[Stored records]
────────────────────

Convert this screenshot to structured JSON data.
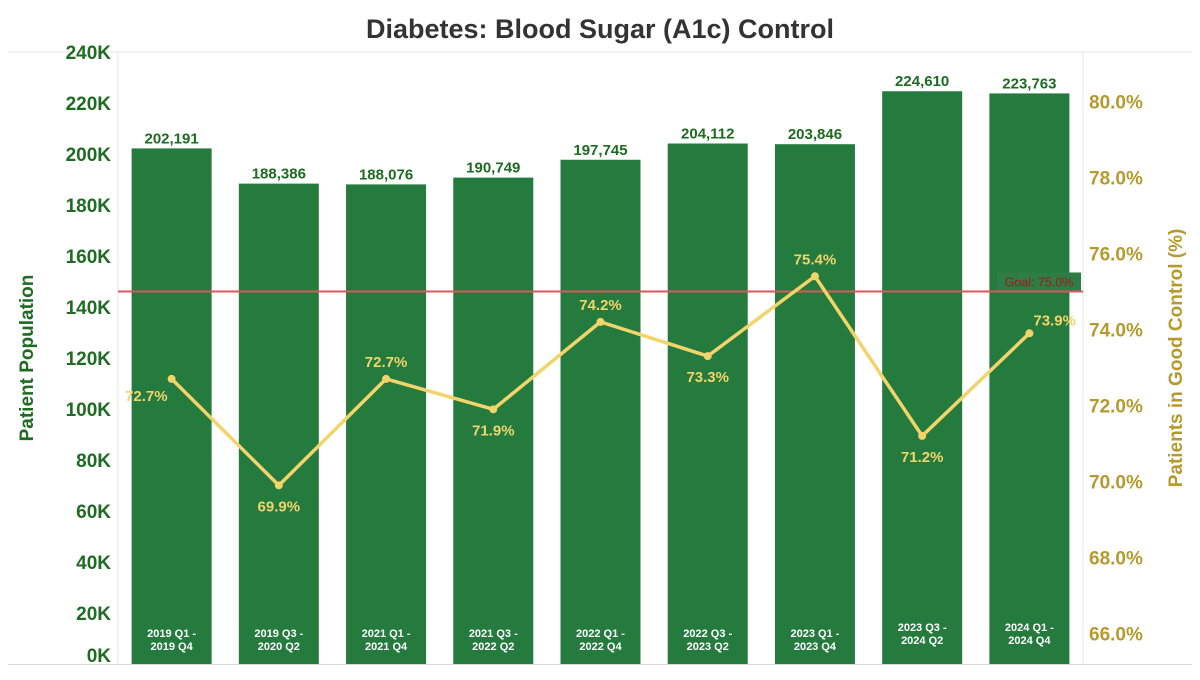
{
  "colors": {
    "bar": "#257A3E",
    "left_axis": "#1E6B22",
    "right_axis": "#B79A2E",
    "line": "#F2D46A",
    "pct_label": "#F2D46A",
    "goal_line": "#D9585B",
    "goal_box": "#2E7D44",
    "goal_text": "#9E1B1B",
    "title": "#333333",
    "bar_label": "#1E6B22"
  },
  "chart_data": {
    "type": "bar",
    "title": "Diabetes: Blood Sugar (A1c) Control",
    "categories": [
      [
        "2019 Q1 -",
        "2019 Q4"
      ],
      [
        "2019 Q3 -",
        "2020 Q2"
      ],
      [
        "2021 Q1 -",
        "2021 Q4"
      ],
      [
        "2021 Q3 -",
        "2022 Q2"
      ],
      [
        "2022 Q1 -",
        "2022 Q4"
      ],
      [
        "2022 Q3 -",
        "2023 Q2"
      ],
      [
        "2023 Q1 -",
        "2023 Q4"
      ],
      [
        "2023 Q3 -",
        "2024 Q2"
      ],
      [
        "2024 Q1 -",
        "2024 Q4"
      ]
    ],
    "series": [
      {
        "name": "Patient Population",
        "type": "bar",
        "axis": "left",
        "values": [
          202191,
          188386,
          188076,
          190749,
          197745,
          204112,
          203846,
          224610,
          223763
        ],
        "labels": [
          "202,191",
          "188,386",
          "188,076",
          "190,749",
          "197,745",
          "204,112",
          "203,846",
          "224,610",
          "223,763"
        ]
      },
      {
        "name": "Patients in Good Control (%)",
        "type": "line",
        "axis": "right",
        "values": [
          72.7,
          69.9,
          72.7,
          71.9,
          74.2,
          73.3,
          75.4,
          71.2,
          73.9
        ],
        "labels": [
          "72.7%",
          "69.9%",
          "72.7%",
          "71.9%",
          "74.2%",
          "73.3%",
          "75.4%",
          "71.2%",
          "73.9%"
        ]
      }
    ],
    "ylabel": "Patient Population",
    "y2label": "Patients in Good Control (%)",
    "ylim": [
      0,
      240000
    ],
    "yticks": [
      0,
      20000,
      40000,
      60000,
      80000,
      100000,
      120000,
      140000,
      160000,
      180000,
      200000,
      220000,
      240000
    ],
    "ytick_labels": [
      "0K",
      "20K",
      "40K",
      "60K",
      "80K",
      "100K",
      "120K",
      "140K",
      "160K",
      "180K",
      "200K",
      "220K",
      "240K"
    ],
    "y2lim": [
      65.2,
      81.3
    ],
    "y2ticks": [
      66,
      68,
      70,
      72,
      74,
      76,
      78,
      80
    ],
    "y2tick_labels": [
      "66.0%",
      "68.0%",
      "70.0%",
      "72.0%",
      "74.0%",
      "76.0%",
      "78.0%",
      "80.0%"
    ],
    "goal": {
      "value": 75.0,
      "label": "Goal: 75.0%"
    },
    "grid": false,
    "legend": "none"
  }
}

────────────────────

TRY IT
Read through the entries above and copy each line that has the string "Good" in it.

REPLY TO THE EXERCISE
        "name": "Patients in Good Control (%)",
    "y2label": "Patients in Good Control (%)",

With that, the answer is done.